● **Exercise details**: Look through the lines below and extract each one that contains "time".

● **Data for the task**:
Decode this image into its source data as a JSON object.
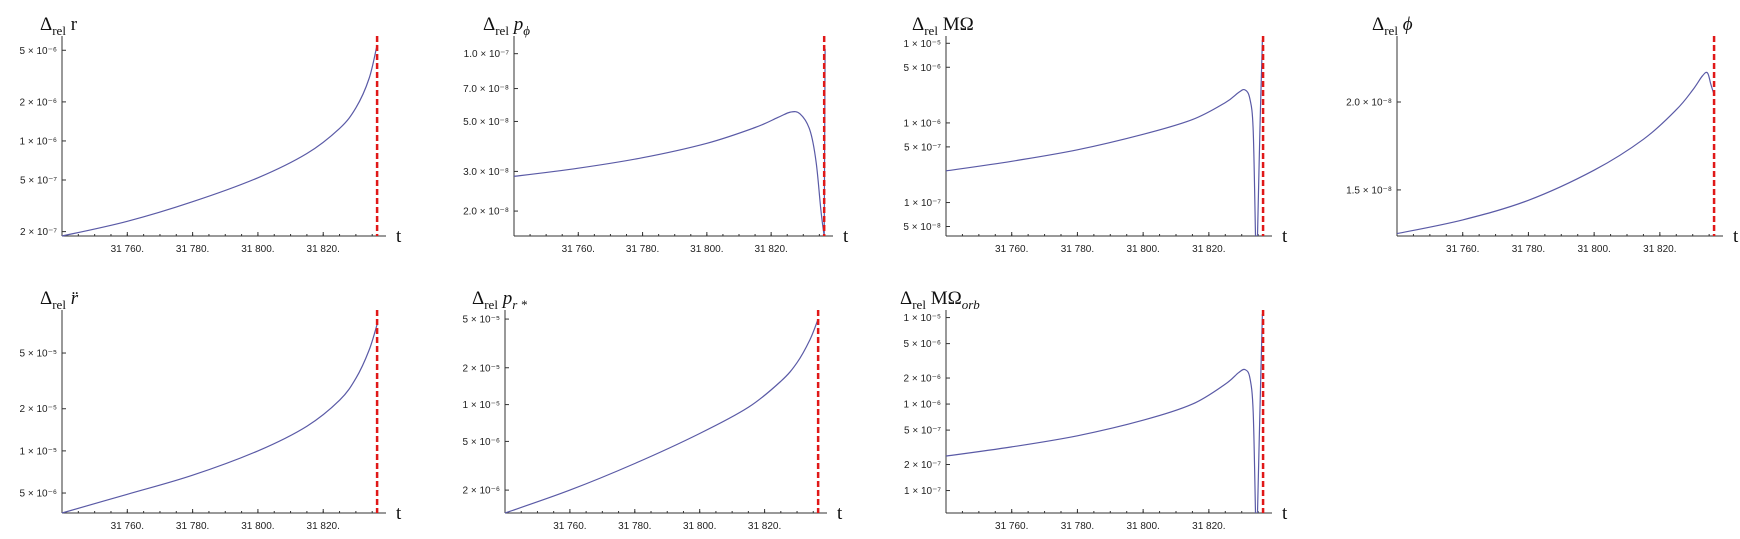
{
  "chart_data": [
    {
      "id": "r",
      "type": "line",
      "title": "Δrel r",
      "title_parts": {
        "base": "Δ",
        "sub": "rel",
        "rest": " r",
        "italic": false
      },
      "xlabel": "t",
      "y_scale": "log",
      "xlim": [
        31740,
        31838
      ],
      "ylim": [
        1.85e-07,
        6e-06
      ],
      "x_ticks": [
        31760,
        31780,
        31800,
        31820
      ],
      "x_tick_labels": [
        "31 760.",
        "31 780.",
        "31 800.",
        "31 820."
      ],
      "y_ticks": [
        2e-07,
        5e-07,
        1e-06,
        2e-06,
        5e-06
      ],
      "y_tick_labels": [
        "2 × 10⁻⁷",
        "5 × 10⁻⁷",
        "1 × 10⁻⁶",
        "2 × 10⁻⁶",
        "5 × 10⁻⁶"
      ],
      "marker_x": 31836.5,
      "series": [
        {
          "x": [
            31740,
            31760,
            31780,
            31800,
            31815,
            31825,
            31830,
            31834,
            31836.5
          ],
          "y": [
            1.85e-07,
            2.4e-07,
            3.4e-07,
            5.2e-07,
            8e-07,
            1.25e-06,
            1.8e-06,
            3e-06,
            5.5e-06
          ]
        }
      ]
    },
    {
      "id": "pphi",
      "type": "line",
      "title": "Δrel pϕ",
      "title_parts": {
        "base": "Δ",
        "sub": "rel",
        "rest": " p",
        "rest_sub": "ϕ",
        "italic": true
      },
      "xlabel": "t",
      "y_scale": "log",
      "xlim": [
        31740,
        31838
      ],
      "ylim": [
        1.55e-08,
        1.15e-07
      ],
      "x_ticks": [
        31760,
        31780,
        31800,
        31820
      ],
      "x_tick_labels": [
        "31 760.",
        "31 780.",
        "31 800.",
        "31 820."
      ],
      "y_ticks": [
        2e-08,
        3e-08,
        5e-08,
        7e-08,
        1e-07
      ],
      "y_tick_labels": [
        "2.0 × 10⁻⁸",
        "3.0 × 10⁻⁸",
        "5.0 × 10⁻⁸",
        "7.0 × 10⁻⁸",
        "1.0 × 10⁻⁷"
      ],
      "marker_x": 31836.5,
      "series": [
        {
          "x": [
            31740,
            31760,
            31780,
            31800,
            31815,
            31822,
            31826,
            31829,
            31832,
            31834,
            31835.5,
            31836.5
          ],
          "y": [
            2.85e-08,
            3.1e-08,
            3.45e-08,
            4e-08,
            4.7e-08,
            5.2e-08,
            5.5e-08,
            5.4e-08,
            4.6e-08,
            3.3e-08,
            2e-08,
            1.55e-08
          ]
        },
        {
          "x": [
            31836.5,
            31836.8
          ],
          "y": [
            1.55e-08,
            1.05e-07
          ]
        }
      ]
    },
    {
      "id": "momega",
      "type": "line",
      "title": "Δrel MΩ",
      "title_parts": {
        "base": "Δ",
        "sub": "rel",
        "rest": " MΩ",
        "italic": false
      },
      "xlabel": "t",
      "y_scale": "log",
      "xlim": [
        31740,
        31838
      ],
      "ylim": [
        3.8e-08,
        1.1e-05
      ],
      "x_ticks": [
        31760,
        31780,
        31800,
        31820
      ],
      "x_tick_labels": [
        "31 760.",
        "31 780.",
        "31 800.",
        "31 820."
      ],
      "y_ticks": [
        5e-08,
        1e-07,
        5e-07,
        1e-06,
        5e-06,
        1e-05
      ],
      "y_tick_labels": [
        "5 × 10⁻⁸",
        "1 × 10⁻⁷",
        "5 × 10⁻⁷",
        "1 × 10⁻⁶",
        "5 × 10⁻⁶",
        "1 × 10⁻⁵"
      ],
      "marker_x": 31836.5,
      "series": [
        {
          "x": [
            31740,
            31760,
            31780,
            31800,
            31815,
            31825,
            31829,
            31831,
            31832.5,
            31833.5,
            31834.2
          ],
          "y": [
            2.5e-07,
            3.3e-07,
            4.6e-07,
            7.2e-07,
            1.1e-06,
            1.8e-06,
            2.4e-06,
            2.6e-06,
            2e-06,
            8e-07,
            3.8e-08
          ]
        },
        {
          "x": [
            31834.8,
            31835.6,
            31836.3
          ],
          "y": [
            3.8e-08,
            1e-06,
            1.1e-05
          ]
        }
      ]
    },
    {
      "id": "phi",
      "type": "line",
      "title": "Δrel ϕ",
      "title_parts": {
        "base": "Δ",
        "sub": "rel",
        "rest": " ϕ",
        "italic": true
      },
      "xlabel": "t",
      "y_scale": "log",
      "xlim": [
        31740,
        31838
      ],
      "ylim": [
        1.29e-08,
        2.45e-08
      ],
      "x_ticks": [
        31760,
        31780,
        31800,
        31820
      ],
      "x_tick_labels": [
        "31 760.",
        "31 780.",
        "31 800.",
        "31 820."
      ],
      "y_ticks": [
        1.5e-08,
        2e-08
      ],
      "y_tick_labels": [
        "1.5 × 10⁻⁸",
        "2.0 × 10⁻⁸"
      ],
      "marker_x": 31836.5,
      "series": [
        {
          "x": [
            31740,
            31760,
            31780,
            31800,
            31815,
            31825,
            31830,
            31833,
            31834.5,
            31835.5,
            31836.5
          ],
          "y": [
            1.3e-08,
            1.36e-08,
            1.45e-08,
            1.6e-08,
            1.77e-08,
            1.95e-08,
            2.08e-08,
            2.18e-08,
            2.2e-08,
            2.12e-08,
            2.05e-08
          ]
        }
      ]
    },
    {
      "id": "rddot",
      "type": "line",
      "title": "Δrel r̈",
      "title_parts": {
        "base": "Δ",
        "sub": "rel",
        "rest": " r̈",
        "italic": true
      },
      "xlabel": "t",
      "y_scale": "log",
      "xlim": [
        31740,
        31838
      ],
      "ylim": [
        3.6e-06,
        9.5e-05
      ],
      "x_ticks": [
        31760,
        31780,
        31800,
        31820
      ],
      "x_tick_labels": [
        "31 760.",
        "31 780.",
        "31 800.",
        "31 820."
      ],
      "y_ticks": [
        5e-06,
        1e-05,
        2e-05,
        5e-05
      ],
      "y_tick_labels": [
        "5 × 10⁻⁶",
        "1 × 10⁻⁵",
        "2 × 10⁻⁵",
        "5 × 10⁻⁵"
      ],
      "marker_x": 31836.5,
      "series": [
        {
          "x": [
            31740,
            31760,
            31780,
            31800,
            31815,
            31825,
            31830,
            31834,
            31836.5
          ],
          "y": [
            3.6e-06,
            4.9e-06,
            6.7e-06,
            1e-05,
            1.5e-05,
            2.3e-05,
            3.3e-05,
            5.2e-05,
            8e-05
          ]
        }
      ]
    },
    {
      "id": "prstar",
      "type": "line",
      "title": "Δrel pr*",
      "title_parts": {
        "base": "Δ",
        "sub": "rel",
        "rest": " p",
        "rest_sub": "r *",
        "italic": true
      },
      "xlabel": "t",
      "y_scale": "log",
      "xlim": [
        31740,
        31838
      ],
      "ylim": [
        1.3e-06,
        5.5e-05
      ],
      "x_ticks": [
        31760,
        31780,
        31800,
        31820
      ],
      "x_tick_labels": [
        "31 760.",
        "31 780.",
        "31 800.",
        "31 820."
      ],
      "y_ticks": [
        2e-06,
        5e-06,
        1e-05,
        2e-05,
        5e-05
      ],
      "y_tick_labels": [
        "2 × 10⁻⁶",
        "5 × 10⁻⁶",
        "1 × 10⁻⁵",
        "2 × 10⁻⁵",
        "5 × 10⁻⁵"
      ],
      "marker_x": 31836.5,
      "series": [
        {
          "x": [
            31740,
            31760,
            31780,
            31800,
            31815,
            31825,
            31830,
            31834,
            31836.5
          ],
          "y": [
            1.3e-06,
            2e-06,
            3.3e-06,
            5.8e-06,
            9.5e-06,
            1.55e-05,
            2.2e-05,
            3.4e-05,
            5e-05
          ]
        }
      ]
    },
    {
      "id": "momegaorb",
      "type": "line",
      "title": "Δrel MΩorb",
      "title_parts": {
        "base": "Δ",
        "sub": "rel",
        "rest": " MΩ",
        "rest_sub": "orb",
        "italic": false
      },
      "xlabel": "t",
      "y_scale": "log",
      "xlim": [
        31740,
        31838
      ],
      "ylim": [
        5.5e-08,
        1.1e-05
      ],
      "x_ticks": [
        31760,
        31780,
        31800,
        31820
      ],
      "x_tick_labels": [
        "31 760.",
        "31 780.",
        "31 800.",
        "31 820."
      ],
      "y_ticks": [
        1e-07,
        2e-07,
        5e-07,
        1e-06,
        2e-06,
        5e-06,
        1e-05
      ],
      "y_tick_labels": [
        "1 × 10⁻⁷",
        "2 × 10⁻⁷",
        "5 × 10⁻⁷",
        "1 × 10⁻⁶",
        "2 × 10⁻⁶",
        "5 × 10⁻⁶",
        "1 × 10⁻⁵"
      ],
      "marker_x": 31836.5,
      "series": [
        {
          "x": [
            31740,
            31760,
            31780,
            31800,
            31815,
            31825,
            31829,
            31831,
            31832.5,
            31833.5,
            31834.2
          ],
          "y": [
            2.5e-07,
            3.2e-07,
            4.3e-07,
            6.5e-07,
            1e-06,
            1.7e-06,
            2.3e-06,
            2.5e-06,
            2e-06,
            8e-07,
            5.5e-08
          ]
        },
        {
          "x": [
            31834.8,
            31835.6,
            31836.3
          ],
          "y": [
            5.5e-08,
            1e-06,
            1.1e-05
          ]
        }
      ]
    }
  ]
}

* * *

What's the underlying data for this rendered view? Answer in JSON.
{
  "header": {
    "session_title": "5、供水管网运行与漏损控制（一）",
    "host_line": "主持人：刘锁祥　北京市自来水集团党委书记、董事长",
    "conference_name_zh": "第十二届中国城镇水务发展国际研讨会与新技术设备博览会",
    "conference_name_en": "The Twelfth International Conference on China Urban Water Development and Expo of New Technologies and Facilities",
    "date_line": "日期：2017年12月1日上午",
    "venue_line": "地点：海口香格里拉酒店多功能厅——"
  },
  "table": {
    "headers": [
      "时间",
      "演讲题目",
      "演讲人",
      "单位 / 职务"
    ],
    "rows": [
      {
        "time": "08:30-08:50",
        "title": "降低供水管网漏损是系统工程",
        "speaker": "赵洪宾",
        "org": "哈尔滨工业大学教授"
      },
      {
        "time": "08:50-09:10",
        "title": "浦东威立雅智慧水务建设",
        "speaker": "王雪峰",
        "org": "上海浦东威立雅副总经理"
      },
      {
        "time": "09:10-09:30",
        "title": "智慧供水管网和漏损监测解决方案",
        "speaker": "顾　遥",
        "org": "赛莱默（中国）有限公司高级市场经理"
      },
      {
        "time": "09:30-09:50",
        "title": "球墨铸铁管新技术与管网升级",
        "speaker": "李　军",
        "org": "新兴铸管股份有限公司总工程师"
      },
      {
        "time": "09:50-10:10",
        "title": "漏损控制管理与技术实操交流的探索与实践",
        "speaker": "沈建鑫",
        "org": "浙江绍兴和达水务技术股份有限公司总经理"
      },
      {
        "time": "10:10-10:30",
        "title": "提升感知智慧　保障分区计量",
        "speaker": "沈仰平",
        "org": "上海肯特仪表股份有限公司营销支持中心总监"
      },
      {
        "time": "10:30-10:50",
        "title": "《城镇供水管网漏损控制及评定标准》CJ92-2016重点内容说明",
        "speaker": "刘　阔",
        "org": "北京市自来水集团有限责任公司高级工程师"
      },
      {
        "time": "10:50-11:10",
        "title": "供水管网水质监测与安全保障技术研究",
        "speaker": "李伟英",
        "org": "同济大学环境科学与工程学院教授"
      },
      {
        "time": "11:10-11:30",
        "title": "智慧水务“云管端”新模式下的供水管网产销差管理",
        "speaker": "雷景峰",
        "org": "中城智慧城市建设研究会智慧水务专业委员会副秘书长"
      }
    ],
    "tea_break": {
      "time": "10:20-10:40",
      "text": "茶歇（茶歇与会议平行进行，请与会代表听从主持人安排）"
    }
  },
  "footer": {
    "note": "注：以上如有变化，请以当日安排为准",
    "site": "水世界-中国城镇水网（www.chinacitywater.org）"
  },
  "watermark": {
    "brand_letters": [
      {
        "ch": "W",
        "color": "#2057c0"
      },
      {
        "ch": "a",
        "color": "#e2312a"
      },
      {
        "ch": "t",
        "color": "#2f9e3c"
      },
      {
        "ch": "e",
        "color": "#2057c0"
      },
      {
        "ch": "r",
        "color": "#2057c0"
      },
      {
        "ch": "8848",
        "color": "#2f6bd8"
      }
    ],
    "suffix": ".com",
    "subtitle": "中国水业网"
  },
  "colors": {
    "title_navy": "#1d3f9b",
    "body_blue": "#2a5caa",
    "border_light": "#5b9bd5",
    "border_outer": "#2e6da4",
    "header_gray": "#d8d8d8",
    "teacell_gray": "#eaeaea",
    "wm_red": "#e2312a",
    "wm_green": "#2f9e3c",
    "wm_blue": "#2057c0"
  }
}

---

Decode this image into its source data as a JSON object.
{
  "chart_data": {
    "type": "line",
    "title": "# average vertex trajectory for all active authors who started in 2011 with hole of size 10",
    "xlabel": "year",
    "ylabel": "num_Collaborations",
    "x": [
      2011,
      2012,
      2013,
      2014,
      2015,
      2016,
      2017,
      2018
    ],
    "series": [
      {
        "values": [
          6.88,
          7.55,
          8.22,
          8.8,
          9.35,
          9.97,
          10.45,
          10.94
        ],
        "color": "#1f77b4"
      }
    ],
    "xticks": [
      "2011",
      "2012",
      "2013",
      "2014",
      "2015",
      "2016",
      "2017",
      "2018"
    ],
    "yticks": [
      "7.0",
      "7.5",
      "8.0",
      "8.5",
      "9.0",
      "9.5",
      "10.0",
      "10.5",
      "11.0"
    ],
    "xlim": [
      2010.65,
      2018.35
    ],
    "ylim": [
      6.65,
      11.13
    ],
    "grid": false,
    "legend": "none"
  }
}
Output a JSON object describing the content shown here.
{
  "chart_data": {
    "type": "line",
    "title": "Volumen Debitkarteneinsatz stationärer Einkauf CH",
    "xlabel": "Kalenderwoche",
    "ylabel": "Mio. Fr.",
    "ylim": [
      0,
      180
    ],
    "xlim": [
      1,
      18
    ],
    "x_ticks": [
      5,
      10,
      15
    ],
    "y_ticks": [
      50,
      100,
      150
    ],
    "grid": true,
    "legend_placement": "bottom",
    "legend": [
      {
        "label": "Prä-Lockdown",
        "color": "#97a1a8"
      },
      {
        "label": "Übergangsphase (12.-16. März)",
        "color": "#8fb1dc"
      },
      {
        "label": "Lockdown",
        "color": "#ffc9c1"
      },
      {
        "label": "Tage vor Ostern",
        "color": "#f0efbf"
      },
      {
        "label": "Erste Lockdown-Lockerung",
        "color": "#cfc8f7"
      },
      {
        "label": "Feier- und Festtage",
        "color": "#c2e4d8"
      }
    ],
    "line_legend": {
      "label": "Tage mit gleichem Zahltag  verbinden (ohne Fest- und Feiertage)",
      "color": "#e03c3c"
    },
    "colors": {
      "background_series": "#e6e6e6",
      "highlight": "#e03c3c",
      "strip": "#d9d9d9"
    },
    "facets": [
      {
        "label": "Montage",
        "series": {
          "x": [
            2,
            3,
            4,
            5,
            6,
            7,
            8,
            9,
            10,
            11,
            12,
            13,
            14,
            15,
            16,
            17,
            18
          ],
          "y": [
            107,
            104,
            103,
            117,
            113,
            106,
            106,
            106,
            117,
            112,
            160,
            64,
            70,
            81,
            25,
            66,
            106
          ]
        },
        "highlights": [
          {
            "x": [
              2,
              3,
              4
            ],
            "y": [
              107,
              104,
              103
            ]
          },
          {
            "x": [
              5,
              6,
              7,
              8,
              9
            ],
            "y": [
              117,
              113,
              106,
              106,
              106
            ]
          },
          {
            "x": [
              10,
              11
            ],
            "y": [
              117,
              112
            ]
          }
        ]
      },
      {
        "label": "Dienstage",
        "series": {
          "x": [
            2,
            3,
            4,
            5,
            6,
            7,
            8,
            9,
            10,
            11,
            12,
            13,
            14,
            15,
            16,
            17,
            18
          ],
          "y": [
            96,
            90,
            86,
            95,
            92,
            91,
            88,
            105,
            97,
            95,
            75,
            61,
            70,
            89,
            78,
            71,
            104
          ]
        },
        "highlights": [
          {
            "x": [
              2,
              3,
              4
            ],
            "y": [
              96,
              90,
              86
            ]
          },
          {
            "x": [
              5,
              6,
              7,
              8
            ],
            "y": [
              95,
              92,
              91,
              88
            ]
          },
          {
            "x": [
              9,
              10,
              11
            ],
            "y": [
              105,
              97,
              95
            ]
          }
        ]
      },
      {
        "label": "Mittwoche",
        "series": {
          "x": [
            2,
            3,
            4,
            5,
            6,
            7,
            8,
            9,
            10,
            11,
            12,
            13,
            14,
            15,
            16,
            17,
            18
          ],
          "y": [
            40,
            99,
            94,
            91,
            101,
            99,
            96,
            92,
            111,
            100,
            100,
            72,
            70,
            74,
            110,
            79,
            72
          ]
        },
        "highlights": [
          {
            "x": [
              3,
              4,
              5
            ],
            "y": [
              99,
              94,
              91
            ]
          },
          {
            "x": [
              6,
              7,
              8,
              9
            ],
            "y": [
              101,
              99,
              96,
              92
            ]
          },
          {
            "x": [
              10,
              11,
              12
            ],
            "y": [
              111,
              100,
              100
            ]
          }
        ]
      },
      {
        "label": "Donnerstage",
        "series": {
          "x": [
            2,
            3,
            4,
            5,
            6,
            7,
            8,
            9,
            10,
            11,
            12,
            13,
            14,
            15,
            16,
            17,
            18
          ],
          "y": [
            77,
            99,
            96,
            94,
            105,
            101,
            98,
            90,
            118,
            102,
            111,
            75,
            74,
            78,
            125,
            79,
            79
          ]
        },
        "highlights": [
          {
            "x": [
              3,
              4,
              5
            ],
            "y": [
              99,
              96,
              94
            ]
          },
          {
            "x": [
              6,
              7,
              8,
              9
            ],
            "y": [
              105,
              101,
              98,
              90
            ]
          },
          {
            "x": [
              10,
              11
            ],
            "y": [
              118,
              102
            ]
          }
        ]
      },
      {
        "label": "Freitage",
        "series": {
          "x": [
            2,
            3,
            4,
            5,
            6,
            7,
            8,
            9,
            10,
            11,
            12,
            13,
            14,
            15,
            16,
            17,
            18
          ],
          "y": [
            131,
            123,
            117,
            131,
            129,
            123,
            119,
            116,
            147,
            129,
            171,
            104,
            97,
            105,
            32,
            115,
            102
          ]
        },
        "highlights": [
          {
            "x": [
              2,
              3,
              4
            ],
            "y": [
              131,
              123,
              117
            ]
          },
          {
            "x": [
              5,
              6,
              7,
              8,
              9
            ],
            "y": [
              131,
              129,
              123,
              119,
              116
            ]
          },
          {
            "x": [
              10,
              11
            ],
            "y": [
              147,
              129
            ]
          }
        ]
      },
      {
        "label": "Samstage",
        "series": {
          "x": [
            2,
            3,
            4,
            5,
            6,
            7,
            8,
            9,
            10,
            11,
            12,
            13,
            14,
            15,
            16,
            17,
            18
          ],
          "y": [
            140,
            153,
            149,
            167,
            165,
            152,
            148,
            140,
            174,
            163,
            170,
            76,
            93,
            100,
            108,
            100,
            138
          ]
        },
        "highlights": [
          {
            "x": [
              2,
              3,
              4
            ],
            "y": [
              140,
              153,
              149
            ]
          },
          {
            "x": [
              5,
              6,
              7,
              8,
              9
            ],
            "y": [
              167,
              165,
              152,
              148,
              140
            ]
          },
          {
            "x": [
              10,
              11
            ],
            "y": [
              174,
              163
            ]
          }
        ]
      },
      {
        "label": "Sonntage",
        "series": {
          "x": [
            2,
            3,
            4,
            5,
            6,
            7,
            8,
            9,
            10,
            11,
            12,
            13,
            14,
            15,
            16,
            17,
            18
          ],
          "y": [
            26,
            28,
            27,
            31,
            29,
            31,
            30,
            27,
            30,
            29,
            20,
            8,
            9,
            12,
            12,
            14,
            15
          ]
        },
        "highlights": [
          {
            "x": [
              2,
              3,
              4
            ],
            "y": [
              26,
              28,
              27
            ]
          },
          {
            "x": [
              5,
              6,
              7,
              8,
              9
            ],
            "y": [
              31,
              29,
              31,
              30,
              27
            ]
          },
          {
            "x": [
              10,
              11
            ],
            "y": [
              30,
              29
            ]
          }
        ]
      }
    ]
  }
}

● **Result of this exercise**:
        "time": "08:30-08:50",
        "time": "08:50-09:10",
        "time": "09:10-09:30",
        "time": "09:30-09:50",
        "time": "09:50-10:10",
        "time": "10:10-10:30",
        "time": "10:30-10:50",
        "time": "10:50-11:10",
        "time": "11:10-11:30",
      "time": "10:20-10:40",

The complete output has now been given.